**Record excerpts**
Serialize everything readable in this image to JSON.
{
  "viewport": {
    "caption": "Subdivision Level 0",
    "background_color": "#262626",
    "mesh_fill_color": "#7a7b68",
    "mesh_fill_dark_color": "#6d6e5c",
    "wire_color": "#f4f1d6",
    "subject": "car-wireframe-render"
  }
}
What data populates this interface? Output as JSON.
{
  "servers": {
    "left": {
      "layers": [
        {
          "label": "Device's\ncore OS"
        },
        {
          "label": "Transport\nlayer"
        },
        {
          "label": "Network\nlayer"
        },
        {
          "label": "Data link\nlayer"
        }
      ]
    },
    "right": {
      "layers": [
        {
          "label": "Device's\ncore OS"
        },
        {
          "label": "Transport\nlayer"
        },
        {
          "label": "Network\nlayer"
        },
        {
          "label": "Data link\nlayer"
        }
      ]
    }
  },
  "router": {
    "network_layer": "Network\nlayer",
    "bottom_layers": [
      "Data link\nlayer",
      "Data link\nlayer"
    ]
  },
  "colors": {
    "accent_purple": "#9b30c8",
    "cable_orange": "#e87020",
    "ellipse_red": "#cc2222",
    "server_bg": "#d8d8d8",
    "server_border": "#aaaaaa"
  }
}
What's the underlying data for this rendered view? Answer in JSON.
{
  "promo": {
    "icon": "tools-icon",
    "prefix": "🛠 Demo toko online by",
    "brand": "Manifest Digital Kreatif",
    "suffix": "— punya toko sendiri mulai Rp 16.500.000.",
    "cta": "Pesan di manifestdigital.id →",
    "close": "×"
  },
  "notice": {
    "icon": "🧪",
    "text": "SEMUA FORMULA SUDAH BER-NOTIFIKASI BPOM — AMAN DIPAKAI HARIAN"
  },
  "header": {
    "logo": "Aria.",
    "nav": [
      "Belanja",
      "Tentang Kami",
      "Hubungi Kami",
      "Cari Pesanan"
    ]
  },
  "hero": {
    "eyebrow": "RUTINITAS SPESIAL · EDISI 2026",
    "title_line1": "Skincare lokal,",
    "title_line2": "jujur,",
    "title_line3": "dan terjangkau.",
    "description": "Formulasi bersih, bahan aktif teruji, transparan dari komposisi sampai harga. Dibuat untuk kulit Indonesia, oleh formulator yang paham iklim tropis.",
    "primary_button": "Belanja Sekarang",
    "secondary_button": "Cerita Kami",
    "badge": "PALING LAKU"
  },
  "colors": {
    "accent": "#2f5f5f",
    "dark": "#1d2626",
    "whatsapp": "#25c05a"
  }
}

**Task to complete**
In the records above, find each line with the word "toko" and copy it.

**Solution below**
    "prefix": "🛠 Demo toko online by",
    "suffix": "— punya toko sendiri mulai Rp 16.500.000.",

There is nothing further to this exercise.